>> Begin

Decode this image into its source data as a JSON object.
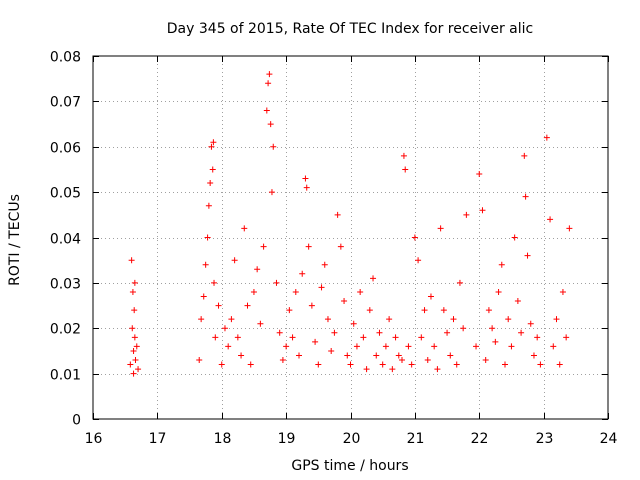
{
  "chart_data": {
    "type": "scatter",
    "title": "Day 345 of 2015, Rate Of TEC Index for receiver alic",
    "xlabel": "GPS time / hours",
    "ylabel": "ROTI / TECUs",
    "xlim": [
      16,
      24
    ],
    "ylim": [
      0,
      0.08
    ],
    "xticks": [
      16,
      17,
      18,
      19,
      20,
      21,
      22,
      23,
      24
    ],
    "xtick_labels": [
      "16",
      "17",
      "18",
      "19",
      "20",
      "21",
      "22",
      "23",
      "24"
    ],
    "yticks": [
      0,
      0.01,
      0.02,
      0.03,
      0.04,
      0.05,
      0.06,
      0.07,
      0.08
    ],
    "ytick_labels": [
      "0",
      "0.01",
      "0.02",
      "0.03",
      "0.04",
      "0.05",
      "0.06",
      "0.07",
      "0.08"
    ],
    "grid": true,
    "marker": "+",
    "color": "#ff0000",
    "series": [
      {
        "name": "ROTI",
        "x": [
          16.58,
          16.6,
          16.61,
          16.62,
          16.63,
          16.63,
          16.64,
          16.65,
          16.65,
          16.66,
          16.68,
          16.7,
          17.65,
          17.68,
          17.72,
          17.75,
          17.78,
          17.8,
          17.82,
          17.84,
          17.86,
          17.87,
          17.88,
          17.9,
          17.95,
          18.0,
          18.05,
          18.1,
          18.15,
          18.2,
          18.25,
          18.3,
          18.35,
          18.4,
          18.45,
          18.5,
          18.55,
          18.6,
          18.65,
          18.7,
          18.72,
          18.74,
          18.76,
          18.78,
          18.8,
          18.85,
          18.9,
          18.95,
          19.0,
          19.05,
          19.1,
          19.15,
          19.2,
          19.25,
          19.3,
          19.32,
          19.35,
          19.4,
          19.45,
          19.5,
          19.55,
          19.6,
          19.65,
          19.7,
          19.75,
          19.8,
          19.85,
          19.9,
          19.95,
          20.0,
          20.05,
          20.1,
          20.15,
          20.2,
          20.25,
          20.3,
          20.35,
          20.4,
          20.45,
          20.5,
          20.55,
          20.6,
          20.65,
          20.7,
          20.75,
          20.8,
          20.83,
          20.85,
          20.9,
          20.95,
          21.0,
          21.05,
          21.1,
          21.15,
          21.2,
          21.25,
          21.3,
          21.35,
          21.4,
          21.45,
          21.5,
          21.55,
          21.6,
          21.65,
          21.7,
          21.75,
          21.8,
          21.95,
          22.0,
          22.05,
          22.1,
          22.15,
          22.2,
          22.25,
          22.3,
          22.35,
          22.4,
          22.45,
          22.5,
          22.55,
          22.6,
          22.65,
          22.7,
          22.72,
          22.75,
          22.8,
          22.85,
          22.9,
          22.95,
          23.05,
          23.1,
          23.15,
          23.2,
          23.25,
          23.3,
          23.35,
          23.4
        ],
        "y": [
          0.012,
          0.035,
          0.02,
          0.028,
          0.015,
          0.01,
          0.024,
          0.018,
          0.03,
          0.013,
          0.016,
          0.011,
          0.013,
          0.022,
          0.027,
          0.034,
          0.04,
          0.047,
          0.052,
          0.06,
          0.055,
          0.061,
          0.03,
          0.018,
          0.025,
          0.012,
          0.02,
          0.016,
          0.022,
          0.035,
          0.018,
          0.014,
          0.042,
          0.025,
          0.012,
          0.028,
          0.033,
          0.021,
          0.038,
          0.068,
          0.074,
          0.076,
          0.065,
          0.05,
          0.06,
          0.03,
          0.019,
          0.013,
          0.016,
          0.024,
          0.018,
          0.028,
          0.014,
          0.032,
          0.053,
          0.051,
          0.038,
          0.025,
          0.017,
          0.012,
          0.029,
          0.034,
          0.022,
          0.015,
          0.019,
          0.045,
          0.038,
          0.026,
          0.014,
          0.012,
          0.021,
          0.016,
          0.028,
          0.018,
          0.011,
          0.024,
          0.031,
          0.014,
          0.019,
          0.012,
          0.016,
          0.022,
          0.011,
          0.018,
          0.014,
          0.013,
          0.058,
          0.055,
          0.016,
          0.012,
          0.04,
          0.035,
          0.018,
          0.024,
          0.013,
          0.027,
          0.016,
          0.011,
          0.042,
          0.024,
          0.019,
          0.014,
          0.022,
          0.012,
          0.03,
          0.02,
          0.045,
          0.016,
          0.054,
          0.046,
          0.013,
          0.024,
          0.02,
          0.017,
          0.028,
          0.034,
          0.012,
          0.022,
          0.016,
          0.04,
          0.026,
          0.019,
          0.058,
          0.049,
          0.036,
          0.021,
          0.014,
          0.018,
          0.012,
          0.062,
          0.044,
          0.016,
          0.022,
          0.012,
          0.028,
          0.018,
          0.042
        ]
      }
    ]
  }
}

>> End

## PROMPT
Reproduce each line word for word and drop the pictures.

## WRITTEN RESPONSE
Decode this image into its source data as a JSON object.
{
  "chart_data": {
    "type": "scatter",
    "title": "Day 345 of 2015, Rate Of TEC Index for receiver alic",
    "xlabel": "GPS time / hours",
    "ylabel": "ROTI / TECUs",
    "xlim": [
      16,
      24
    ],
    "ylim": [
      0,
      0.08
    ],
    "xticks": [
      16,
      17,
      18,
      19,
      20,
      21,
      22,
      23,
      24
    ],
    "xtick_labels": [
      "16",
      "17",
      "18",
      "19",
      "20",
      "21",
      "22",
      "23",
      "24"
    ],
    "yticks": [
      0,
      0.01,
      0.02,
      0.03,
      0.04,
      0.05,
      0.06,
      0.07,
      0.08
    ],
    "ytick_labels": [
      "0",
      "0.01",
      "0.02",
      "0.03",
      "0.04",
      "0.05",
      "0.06",
      "0.07",
      "0.08"
    ],
    "grid": true,
    "marker": "+",
    "color": "#ff0000",
    "series": [
      {
        "name": "ROTI",
        "x": [
          16.58,
          16.6,
          16.61,
          16.62,
          16.63,
          16.63,
          16.64,
          16.65,
          16.65,
          16.66,
          16.68,
          16.7,
          17.65,
          17.68,
          17.72,
          17.75,
          17.78,
          17.8,
          17.82,
          17.84,
          17.86,
          17.87,
          17.88,
          17.9,
          17.95,
          18.0,
          18.05,
          18.1,
          18.15,
          18.2,
          18.25,
          18.3,
          18.35,
          18.4,
          18.45,
          18.5,
          18.55,
          18.6,
          18.65,
          18.7,
          18.72,
          18.74,
          18.76,
          18.78,
          18.8,
          18.85,
          18.9,
          18.95,
          19.0,
          19.05,
          19.1,
          19.15,
          19.2,
          19.25,
          19.3,
          19.32,
          19.35,
          19.4,
          19.45,
          19.5,
          19.55,
          19.6,
          19.65,
          19.7,
          19.75,
          19.8,
          19.85,
          19.9,
          19.95,
          20.0,
          20.05,
          20.1,
          20.15,
          20.2,
          20.25,
          20.3,
          20.35,
          20.4,
          20.45,
          20.5,
          20.55,
          20.6,
          20.65,
          20.7,
          20.75,
          20.8,
          20.83,
          20.85,
          20.9,
          20.95,
          21.0,
          21.05,
          21.1,
          21.15,
          21.2,
          21.25,
          21.3,
          21.35,
          21.4,
          21.45,
          21.5,
          21.55,
          21.6,
          21.65,
          21.7,
          21.75,
          21.8,
          21.95,
          22.0,
          22.05,
          22.1,
          22.15,
          22.2,
          22.25,
          22.3,
          22.35,
          22.4,
          22.45,
          22.5,
          22.55,
          22.6,
          22.65,
          22.7,
          22.72,
          22.75,
          22.8,
          22.85,
          22.9,
          22.95,
          23.05,
          23.1,
          23.15,
          23.2,
          23.25,
          23.3,
          23.35,
          23.4
        ],
        "y": [
          0.012,
          0.035,
          0.02,
          0.028,
          0.015,
          0.01,
          0.024,
          0.018,
          0.03,
          0.013,
          0.016,
          0.011,
          0.013,
          0.022,
          0.027,
          0.034,
          0.04,
          0.047,
          0.052,
          0.06,
          0.055,
          0.061,
          0.03,
          0.018,
          0.025,
          0.012,
          0.02,
          0.016,
          0.022,
          0.035,
          0.018,
          0.014,
          0.042,
          0.025,
          0.012,
          0.028,
          0.033,
          0.021,
          0.038,
          0.068,
          0.074,
          0.076,
          0.065,
          0.05,
          0.06,
          0.03,
          0.019,
          0.013,
          0.016,
          0.024,
          0.018,
          0.028,
          0.014,
          0.032,
          0.053,
          0.051,
          0.038,
          0.025,
          0.017,
          0.012,
          0.029,
          0.034,
          0.022,
          0.015,
          0.019,
          0.045,
          0.038,
          0.026,
          0.014,
          0.012,
          0.021,
          0.016,
          0.028,
          0.018,
          0.011,
          0.024,
          0.031,
          0.014,
          0.019,
          0.012,
          0.016,
          0.022,
          0.011,
          0.018,
          0.014,
          0.013,
          0.058,
          0.055,
          0.016,
          0.012,
          0.04,
          0.035,
          0.018,
          0.024,
          0.013,
          0.027,
          0.016,
          0.011,
          0.042,
          0.024,
          0.019,
          0.014,
          0.022,
          0.012,
          0.03,
          0.02,
          0.045,
          0.016,
          0.054,
          0.046,
          0.013,
          0.024,
          0.02,
          0.017,
          0.028,
          0.034,
          0.012,
          0.022,
          0.016,
          0.04,
          0.026,
          0.019,
          0.058,
          0.049,
          0.036,
          0.021,
          0.014,
          0.018,
          0.012,
          0.062,
          0.044,
          0.016,
          0.022,
          0.012,
          0.028,
          0.018,
          0.042
        ]
      }
    ]
  }
}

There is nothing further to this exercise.